DOCUMENT SECTION →
The best way to counter this objection, Burns and her collaborators know, is to find the airborne pathogen. With Lipkin, they set up an experiment to filter the air over Japan at various altitudes during a period when the agent was suspected to be present, and then to sequence the DNA of everything on the filter — an approach known as 'metagenomics'.
In early March 2011, a Spanish engineer wearing a protective suit to prevent contamination went up in an aircraft that carried an air-filter built by Rodó's lab in Barcelona. The craft followed a route mapped out by Rodó using real-time wind data. When it returned, the samples were packed in dry ice and shipped to Lipkin's lab at Columbia. The timing was particularly fortunate as the route had criss-crossed Japan's Fukushima region. Just a week later, after nuclear reactors there were damaged in the earthquake and tsunami on 11 March, the winds would be full of radioactivity.
At Columbia, where the metagenomic analysis is being carried out by biologist Brent Williams, progress has been slow because of the minuscule amounts of DNA present in air samples taken at high altitude. But the work is beginning to pay off, says Lipkin. Williams has found candidates for the Kawasaki agent — although Lipkin declined to discuss them before publication — and will soon be progressing to immunoassays. In these, antibodies generated to proteins predicted to be expressed by the suspected disease agent will be mixed with serum samples from children who have had Kawasaki disease and from controls who have not. If the antibodies interact significantly more strongly with the Kawasaki disease samples than with the controls, the team can be more confident that its suspected Kawasaki agent is the real thing.

Excerpts from a dataset →

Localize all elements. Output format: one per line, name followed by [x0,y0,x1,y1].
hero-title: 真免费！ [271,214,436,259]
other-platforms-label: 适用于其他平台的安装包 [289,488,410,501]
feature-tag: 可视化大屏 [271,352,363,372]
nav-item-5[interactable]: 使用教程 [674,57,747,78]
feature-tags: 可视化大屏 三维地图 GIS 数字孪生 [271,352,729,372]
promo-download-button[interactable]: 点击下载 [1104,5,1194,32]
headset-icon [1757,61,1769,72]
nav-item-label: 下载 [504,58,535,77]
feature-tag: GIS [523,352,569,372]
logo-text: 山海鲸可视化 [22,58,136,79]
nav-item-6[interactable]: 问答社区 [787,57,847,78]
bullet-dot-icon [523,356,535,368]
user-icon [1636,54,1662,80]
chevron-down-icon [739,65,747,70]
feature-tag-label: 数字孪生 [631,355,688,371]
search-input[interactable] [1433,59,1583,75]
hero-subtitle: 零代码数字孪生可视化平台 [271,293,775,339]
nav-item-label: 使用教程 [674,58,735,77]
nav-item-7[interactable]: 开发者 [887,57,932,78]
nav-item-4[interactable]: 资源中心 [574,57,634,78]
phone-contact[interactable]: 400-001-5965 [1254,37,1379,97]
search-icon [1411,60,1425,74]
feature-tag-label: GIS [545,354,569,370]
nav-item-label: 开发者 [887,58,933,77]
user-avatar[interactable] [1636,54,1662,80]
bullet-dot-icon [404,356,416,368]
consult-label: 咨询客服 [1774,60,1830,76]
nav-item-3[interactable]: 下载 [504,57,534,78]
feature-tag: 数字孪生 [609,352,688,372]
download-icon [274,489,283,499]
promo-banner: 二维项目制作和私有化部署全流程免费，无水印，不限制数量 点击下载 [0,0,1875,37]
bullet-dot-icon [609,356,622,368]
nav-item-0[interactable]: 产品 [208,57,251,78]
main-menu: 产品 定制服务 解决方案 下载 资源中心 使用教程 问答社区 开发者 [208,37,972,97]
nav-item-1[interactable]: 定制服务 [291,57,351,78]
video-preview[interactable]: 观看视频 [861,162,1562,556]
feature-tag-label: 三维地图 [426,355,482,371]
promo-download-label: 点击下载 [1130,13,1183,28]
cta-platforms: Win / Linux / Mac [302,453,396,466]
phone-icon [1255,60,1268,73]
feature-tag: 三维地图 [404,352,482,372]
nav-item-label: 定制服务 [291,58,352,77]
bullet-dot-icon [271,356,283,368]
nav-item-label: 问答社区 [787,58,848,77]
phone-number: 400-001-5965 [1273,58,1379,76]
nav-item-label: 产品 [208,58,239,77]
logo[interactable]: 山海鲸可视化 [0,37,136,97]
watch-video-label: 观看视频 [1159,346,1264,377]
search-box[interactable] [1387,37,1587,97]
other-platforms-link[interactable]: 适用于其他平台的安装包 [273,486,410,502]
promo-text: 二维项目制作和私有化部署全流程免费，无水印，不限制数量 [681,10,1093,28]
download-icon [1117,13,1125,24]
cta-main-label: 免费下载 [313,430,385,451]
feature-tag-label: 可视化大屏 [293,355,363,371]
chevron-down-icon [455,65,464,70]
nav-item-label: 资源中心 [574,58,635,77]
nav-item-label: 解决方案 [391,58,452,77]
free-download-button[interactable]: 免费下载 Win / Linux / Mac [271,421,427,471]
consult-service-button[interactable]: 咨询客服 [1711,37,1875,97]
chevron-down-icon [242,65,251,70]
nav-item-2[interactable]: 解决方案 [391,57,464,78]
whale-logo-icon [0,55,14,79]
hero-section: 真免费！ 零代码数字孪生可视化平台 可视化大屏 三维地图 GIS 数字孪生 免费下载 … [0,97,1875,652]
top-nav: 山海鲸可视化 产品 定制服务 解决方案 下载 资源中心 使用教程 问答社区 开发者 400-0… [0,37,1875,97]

PROBLEM SET →
1. Give the name of every person who is named in the passage about the search for the Kawasaki disease agent.
2. Carry on the passage about the search for the Kawasaki disease agent from its last sentence.

ANSWERS BELOW →
1.
Burns
Lipkin
Rodó
Brent Williams

2.
The next step will be to look for DNA sequences in the blood samples of affected children that match the DNA detected in the air samples. “That would also be strong circumstantial evidence that would give us confidence that we're on the right track,” Lipkin says.
With the identification of a causative agent, many more questions about Kawasaki disease could be addressed. Where is the agent's natural reservoir and is there an animal host? Why did this agent only emerge to cause disease in the 1950s and 60s? And why is its incidence rising?
And, of course, what other diseases are blowing in the wind? Taiwanese scientists, noting that outbreaks of avian influenza often occur downwind of dust storms, found influenza virus in air samples, and found that concentrations of the virus spiked when dust storms blew in from central Asia6. So, says Burns, “why don't we acknowledge the possibility that agents important for human health could be travelling on these wind currents?”